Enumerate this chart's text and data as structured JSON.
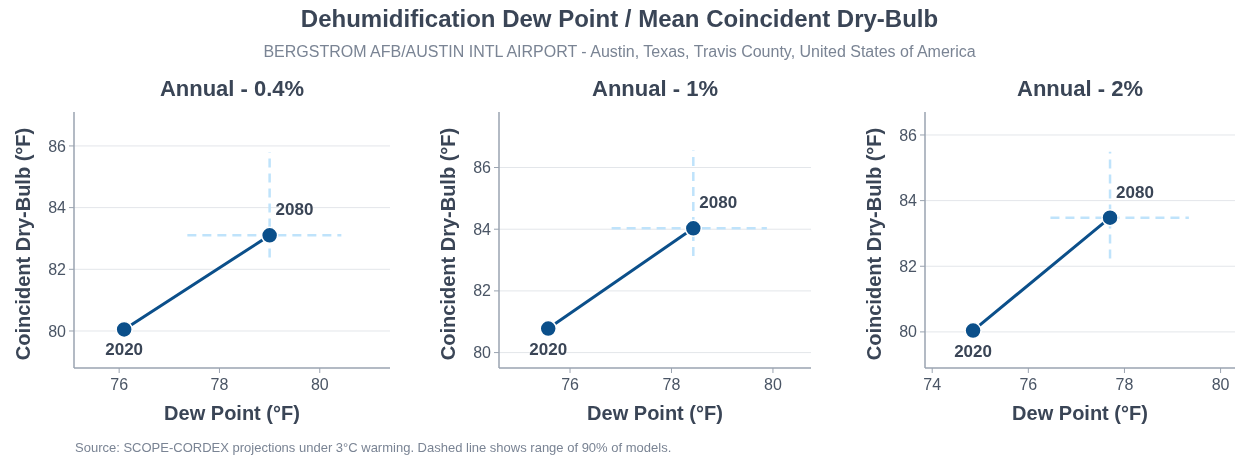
{
  "chart_data": [
    {
      "type": "other",
      "title": "Dehumidification Dew Point / Mean Coincident Dry-Bulb",
      "subtitle": "BERGSTROM AFB/AUSTIN INTL AIRPORT - Austin, Texas, Travis County, United States of America",
      "annotations": [
        "Source: SCOPE-CORDEX projections under 3°C warming. Dashed line shows range of 90% of models."
      ]
    },
    {
      "type": "line",
      "title": "Annual - 0.4%",
      "xlabel": "Dew Point (°F)",
      "ylabel": "Coincident Dry-Bulb (°F)",
      "xlim": [
        75.1,
        81.4
      ],
      "xticks": [
        76,
        78,
        80
      ],
      "ylim": [
        78.8,
        87.1
      ],
      "yticks": [
        80,
        82,
        84,
        86
      ],
      "grid": "y",
      "marker": "circle",
      "line_style": "solid",
      "series": [
        {
          "color": "#0b4f8a",
          "x": [
            76.1,
            79.0
          ],
          "values": [
            80.05,
            83.1
          ],
          "xerrors": [
            null,
            [
              77.36,
              80.43
            ]
          ],
          "errors": [
            null,
            [
              82.38,
              85.8
            ]
          ]
        }
      ],
      "annotations": [
        {
          "text": "2020",
          "x": 76.1,
          "y": 80.05
        },
        {
          "text": "2080",
          "x": 79.0,
          "y": 83.1
        }
      ]
    },
    {
      "type": "line",
      "title": "Annual - 1%",
      "xlabel": "Dew Point (°F)",
      "ylabel": "Coincident Dry-Bulb (°F)",
      "xlim": [
        74.6,
        80.75
      ],
      "xticks": [
        76,
        78,
        80
      ],
      "ylim": [
        79.5,
        87.8
      ],
      "yticks": [
        80,
        82,
        84,
        86
      ],
      "grid": "y",
      "marker": "circle",
      "line_style": "solid",
      "series": [
        {
          "color": "#0b4f8a",
          "x": [
            75.57,
            78.43
          ],
          "values": [
            80.78,
            84.03
          ],
          "xerrors": [
            null,
            [
              76.82,
              79.88
            ]
          ],
          "errors": [
            null,
            [
              83.13,
              86.55
            ]
          ]
        }
      ],
      "annotations": [
        {
          "text": "2020",
          "x": 75.57,
          "y": 80.78
        },
        {
          "text": "2080",
          "x": 78.43,
          "y": 84.03
        }
      ]
    },
    {
      "type": "line",
      "title": "Annual - 2%",
      "xlabel": "Dew Point (°F)",
      "ylabel": "Coincident Dry-Bulb (°F)",
      "xlim": [
        73.85,
        80.3
      ],
      "xticks": [
        74,
        76,
        78,
        80
      ],
      "ylim": [
        78.9,
        86.7
      ],
      "yticks": [
        80,
        82,
        84,
        86
      ],
      "grid": "y",
      "marker": "circle",
      "line_style": "solid",
      "series": [
        {
          "color": "#0b4f8a",
          "x": [
            74.85,
            77.7
          ],
          "values": [
            80.04,
            83.48
          ],
          "xerrors": [
            null,
            [
              76.46,
              79.34
            ]
          ],
          "errors": [
            null,
            [
              82.24,
              85.49
            ]
          ]
        }
      ],
      "annotations": [
        {
          "text": "2020",
          "x": 74.85,
          "y": 80.04
        },
        {
          "text": "2080",
          "x": 77.7,
          "y": 83.48
        }
      ]
    }
  ]
}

──────

**Set task:** Set down every record once more, word for word, without pictures.

**Task solution:**
Enumerate this chart's text and data as structured JSON.
{
  "chart_data": [
    {
      "type": "other",
      "title": "Dehumidification Dew Point / Mean Coincident Dry-Bulb",
      "subtitle": "BERGSTROM AFB/AUSTIN INTL AIRPORT - Austin, Texas, Travis County, United States of America",
      "annotations": [
        "Source: SCOPE-CORDEX projections under 3°C warming. Dashed line shows range of 90% of models."
      ]
    },
    {
      "type": "line",
      "title": "Annual - 0.4%",
      "xlabel": "Dew Point (°F)",
      "ylabel": "Coincident Dry-Bulb (°F)",
      "xlim": [
        75.1,
        81.4
      ],
      "xticks": [
        76,
        78,
        80
      ],
      "ylim": [
        78.8,
        87.1
      ],
      "yticks": [
        80,
        82,
        84,
        86
      ],
      "grid": "y",
      "marker": "circle",
      "line_style": "solid",
      "series": [
        {
          "color": "#0b4f8a",
          "x": [
            76.1,
            79.0
          ],
          "values": [
            80.05,
            83.1
          ],
          "xerrors": [
            null,
            [
              77.36,
              80.43
            ]
          ],
          "errors": [
            null,
            [
              82.38,
              85.8
            ]
          ]
        }
      ],
      "annotations": [
        {
          "text": "2020",
          "x": 76.1,
          "y": 80.05
        },
        {
          "text": "2080",
          "x": 79.0,
          "y": 83.1
        }
      ]
    },
    {
      "type": "line",
      "title": "Annual - 1%",
      "xlabel": "Dew Point (°F)",
      "ylabel": "Coincident Dry-Bulb (°F)",
      "xlim": [
        74.6,
        80.75
      ],
      "xticks": [
        76,
        78,
        80
      ],
      "ylim": [
        79.5,
        87.8
      ],
      "yticks": [
        80,
        82,
        84,
        86
      ],
      "grid": "y",
      "marker": "circle",
      "line_style": "solid",
      "series": [
        {
          "color": "#0b4f8a",
          "x": [
            75.57,
            78.43
          ],
          "values": [
            80.78,
            84.03
          ],
          "xerrors": [
            null,
            [
              76.82,
              79.88
            ]
          ],
          "errors": [
            null,
            [
              83.13,
              86.55
            ]
          ]
        }
      ],
      "annotations": [
        {
          "text": "2020",
          "x": 75.57,
          "y": 80.78
        },
        {
          "text": "2080",
          "x": 78.43,
          "y": 84.03
        }
      ]
    },
    {
      "type": "line",
      "title": "Annual - 2%",
      "xlabel": "Dew Point (°F)",
      "ylabel": "Coincident Dry-Bulb (°F)",
      "xlim": [
        73.85,
        80.3
      ],
      "xticks": [
        74,
        76,
        78,
        80
      ],
      "ylim": [
        78.9,
        86.7
      ],
      "yticks": [
        80,
        82,
        84,
        86
      ],
      "grid": "y",
      "marker": "circle",
      "line_style": "solid",
      "series": [
        {
          "color": "#0b4f8a",
          "x": [
            74.85,
            77.7
          ],
          "values": [
            80.04,
            83.48
          ],
          "xerrors": [
            null,
            [
              76.46,
              79.34
            ]
          ],
          "errors": [
            null,
            [
              82.24,
              85.49
            ]
          ]
        }
      ],
      "annotations": [
        {
          "text": "2020",
          "x": 74.85,
          "y": 80.04
        },
        {
          "text": "2080",
          "x": 77.7,
          "y": 83.48
        }
      ]
    }
  ]
}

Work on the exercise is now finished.